>> begin Exercise material
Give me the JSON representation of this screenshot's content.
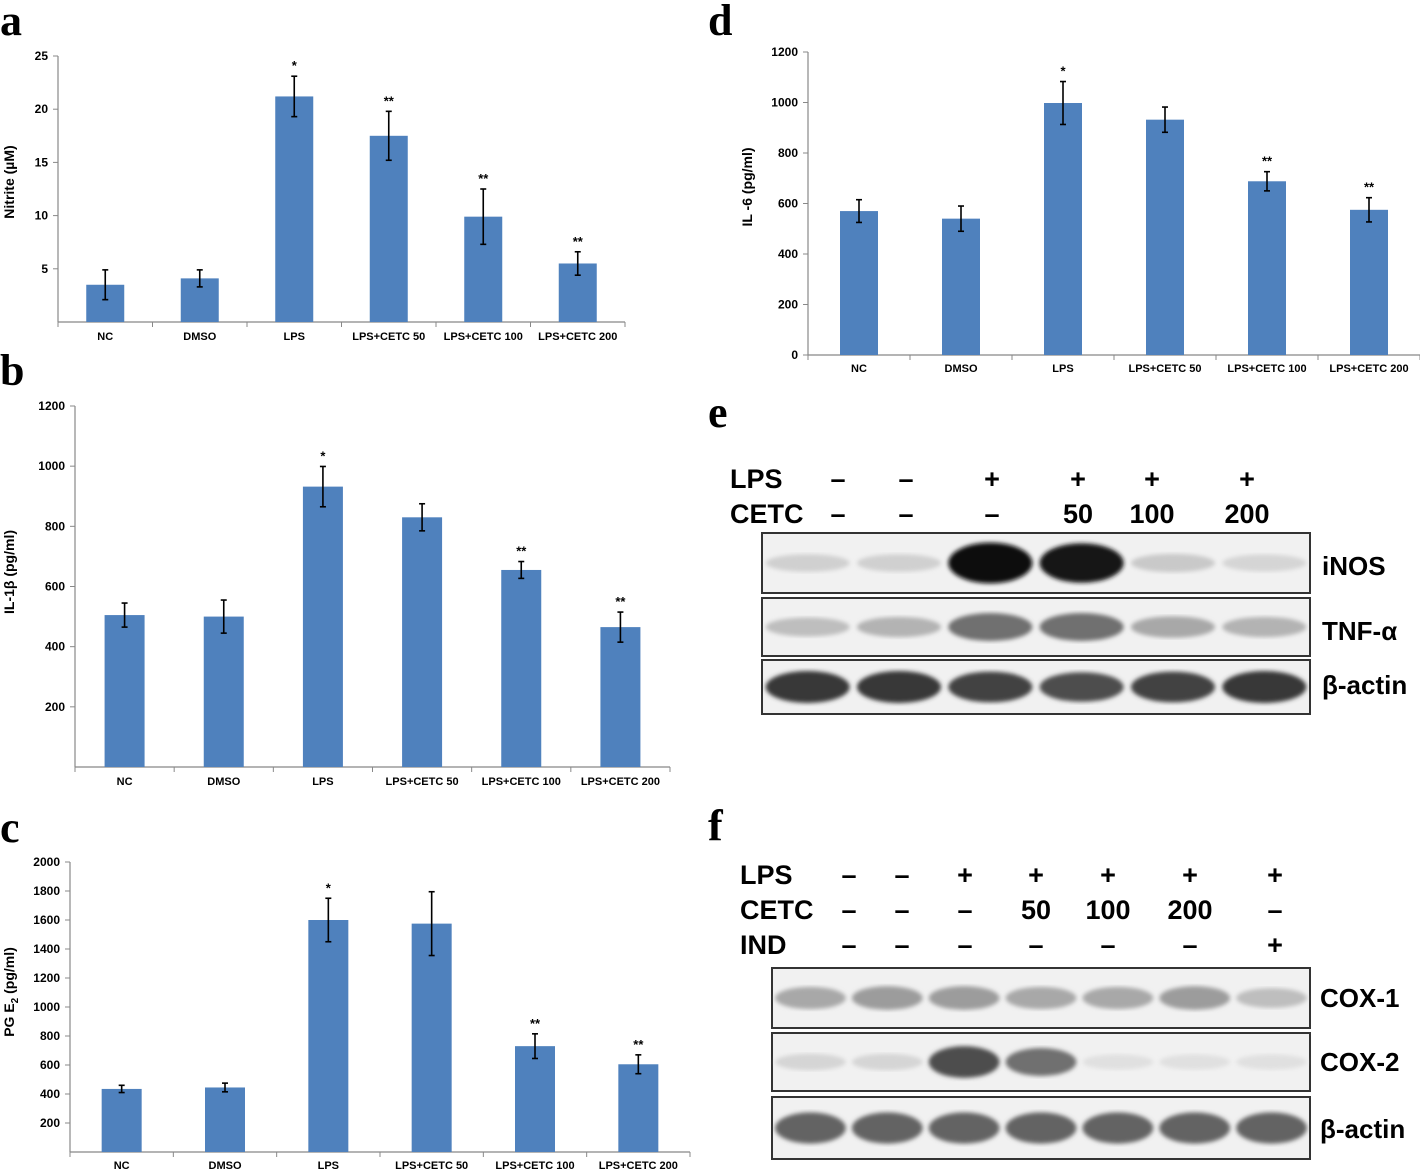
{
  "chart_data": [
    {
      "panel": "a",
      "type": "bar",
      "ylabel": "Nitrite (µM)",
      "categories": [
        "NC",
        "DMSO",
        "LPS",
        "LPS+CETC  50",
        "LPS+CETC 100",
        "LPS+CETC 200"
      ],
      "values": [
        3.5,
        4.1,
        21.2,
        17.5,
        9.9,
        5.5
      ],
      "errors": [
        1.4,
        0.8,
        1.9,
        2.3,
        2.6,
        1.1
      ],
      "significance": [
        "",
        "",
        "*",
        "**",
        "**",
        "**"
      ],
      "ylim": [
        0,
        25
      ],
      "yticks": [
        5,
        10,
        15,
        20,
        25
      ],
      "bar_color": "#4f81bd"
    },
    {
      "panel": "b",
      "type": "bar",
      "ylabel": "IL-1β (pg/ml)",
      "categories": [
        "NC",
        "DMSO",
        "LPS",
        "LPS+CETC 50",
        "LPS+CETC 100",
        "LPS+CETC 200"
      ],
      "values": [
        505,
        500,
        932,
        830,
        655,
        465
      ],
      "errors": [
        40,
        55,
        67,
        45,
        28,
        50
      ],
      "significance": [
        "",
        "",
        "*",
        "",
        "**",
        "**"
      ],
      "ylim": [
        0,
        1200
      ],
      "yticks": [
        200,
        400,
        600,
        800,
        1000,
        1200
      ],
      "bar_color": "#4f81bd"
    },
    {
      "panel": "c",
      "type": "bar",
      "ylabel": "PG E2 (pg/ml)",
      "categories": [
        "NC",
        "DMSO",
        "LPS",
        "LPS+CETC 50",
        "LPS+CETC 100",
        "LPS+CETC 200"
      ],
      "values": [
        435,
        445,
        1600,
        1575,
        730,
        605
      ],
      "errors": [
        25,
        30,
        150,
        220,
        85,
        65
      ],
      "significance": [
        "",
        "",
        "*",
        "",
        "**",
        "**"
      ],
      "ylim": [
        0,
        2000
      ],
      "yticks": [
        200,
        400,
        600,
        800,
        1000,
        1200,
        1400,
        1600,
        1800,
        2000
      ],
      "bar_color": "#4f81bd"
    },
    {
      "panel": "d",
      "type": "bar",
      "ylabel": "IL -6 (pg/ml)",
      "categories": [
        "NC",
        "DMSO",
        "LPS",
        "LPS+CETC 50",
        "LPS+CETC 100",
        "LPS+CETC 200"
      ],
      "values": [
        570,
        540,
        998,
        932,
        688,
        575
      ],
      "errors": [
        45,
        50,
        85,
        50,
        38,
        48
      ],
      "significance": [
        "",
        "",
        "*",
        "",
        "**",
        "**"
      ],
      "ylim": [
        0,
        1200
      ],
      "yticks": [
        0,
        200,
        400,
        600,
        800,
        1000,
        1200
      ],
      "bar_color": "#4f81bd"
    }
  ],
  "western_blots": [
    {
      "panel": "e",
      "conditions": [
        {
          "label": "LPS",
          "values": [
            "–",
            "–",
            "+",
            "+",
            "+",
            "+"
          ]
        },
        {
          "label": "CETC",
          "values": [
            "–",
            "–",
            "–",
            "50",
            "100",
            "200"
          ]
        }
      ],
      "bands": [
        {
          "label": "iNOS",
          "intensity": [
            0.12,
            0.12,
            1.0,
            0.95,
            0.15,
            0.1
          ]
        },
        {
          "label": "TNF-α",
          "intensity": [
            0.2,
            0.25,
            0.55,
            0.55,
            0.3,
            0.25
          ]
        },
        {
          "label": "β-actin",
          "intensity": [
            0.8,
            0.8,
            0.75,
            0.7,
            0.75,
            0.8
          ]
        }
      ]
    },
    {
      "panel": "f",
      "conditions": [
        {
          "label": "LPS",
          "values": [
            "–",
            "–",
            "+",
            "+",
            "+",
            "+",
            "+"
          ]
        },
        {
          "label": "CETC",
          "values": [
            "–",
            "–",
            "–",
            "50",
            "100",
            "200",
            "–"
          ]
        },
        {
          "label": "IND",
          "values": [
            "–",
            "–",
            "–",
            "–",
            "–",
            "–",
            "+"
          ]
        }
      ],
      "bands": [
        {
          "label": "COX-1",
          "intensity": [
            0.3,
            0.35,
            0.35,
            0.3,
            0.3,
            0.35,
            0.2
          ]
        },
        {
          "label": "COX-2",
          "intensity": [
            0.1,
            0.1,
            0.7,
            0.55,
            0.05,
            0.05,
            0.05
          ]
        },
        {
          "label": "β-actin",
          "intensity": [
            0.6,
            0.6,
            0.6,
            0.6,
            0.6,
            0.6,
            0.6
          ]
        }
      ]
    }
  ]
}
>> end Exercise material
### Objective
Copy the whole listing above word for word but do not carry over the pictures.

### Task response
Give me the JSON representation of this screenshot's content.
{
  "chart_data": [
    {
      "panel": "a",
      "type": "bar",
      "ylabel": "Nitrite (µM)",
      "categories": [
        "NC",
        "DMSO",
        "LPS",
        "LPS+CETC  50",
        "LPS+CETC 100",
        "LPS+CETC 200"
      ],
      "values": [
        3.5,
        4.1,
        21.2,
        17.5,
        9.9,
        5.5
      ],
      "errors": [
        1.4,
        0.8,
        1.9,
        2.3,
        2.6,
        1.1
      ],
      "significance": [
        "",
        "",
        "*",
        "**",
        "**",
        "**"
      ],
      "ylim": [
        0,
        25
      ],
      "yticks": [
        5,
        10,
        15,
        20,
        25
      ],
      "bar_color": "#4f81bd"
    },
    {
      "panel": "b",
      "type": "bar",
      "ylabel": "IL-1β (pg/ml)",
      "categories": [
        "NC",
        "DMSO",
        "LPS",
        "LPS+CETC 50",
        "LPS+CETC 100",
        "LPS+CETC 200"
      ],
      "values": [
        505,
        500,
        932,
        830,
        655,
        465
      ],
      "errors": [
        40,
        55,
        67,
        45,
        28,
        50
      ],
      "significance": [
        "",
        "",
        "*",
        "",
        "**",
        "**"
      ],
      "ylim": [
        0,
        1200
      ],
      "yticks": [
        200,
        400,
        600,
        800,
        1000,
        1200
      ],
      "bar_color": "#4f81bd"
    },
    {
      "panel": "c",
      "type": "bar",
      "ylabel": "PG E2 (pg/ml)",
      "categories": [
        "NC",
        "DMSO",
        "LPS",
        "LPS+CETC 50",
        "LPS+CETC 100",
        "LPS+CETC 200"
      ],
      "values": [
        435,
        445,
        1600,
        1575,
        730,
        605
      ],
      "errors": [
        25,
        30,
        150,
        220,
        85,
        65
      ],
      "significance": [
        "",
        "",
        "*",
        "",
        "**",
        "**"
      ],
      "ylim": [
        0,
        2000
      ],
      "yticks": [
        200,
        400,
        600,
        800,
        1000,
        1200,
        1400,
        1600,
        1800,
        2000
      ],
      "bar_color": "#4f81bd"
    },
    {
      "panel": "d",
      "type": "bar",
      "ylabel": "IL -6 (pg/ml)",
      "categories": [
        "NC",
        "DMSO",
        "LPS",
        "LPS+CETC 50",
        "LPS+CETC 100",
        "LPS+CETC 200"
      ],
      "values": [
        570,
        540,
        998,
        932,
        688,
        575
      ],
      "errors": [
        45,
        50,
        85,
        50,
        38,
        48
      ],
      "significance": [
        "",
        "",
        "*",
        "",
        "**",
        "**"
      ],
      "ylim": [
        0,
        1200
      ],
      "yticks": [
        0,
        200,
        400,
        600,
        800,
        1000,
        1200
      ],
      "bar_color": "#4f81bd"
    }
  ],
  "western_blots": [
    {
      "panel": "e",
      "conditions": [
        {
          "label": "LPS",
          "values": [
            "–",
            "–",
            "+",
            "+",
            "+",
            "+"
          ]
        },
        {
          "label": "CETC",
          "values": [
            "–",
            "–",
            "–",
            "50",
            "100",
            "200"
          ]
        }
      ],
      "bands": [
        {
          "label": "iNOS",
          "intensity": [
            0.12,
            0.12,
            1.0,
            0.95,
            0.15,
            0.1
          ]
        },
        {
          "label": "TNF-α",
          "intensity": [
            0.2,
            0.25,
            0.55,
            0.55,
            0.3,
            0.25
          ]
        },
        {
          "label": "β-actin",
          "intensity": [
            0.8,
            0.8,
            0.75,
            0.7,
            0.75,
            0.8
          ]
        }
      ]
    },
    {
      "panel": "f",
      "conditions": [
        {
          "label": "LPS",
          "values": [
            "–",
            "–",
            "+",
            "+",
            "+",
            "+",
            "+"
          ]
        },
        {
          "label": "CETC",
          "values": [
            "–",
            "–",
            "–",
            "50",
            "100",
            "200",
            "–"
          ]
        },
        {
          "label": "IND",
          "values": [
            "–",
            "–",
            "–",
            "–",
            "–",
            "–",
            "+"
          ]
        }
      ],
      "bands": [
        {
          "label": "COX-1",
          "intensity": [
            0.3,
            0.35,
            0.35,
            0.3,
            0.3,
            0.35,
            0.2
          ]
        },
        {
          "label": "COX-2",
          "intensity": [
            0.1,
            0.1,
            0.7,
            0.55,
            0.05,
            0.05,
            0.05
          ]
        },
        {
          "label": "β-actin",
          "intensity": [
            0.6,
            0.6,
            0.6,
            0.6,
            0.6,
            0.6,
            0.6
          ]
        }
      ]
    }
  ]
}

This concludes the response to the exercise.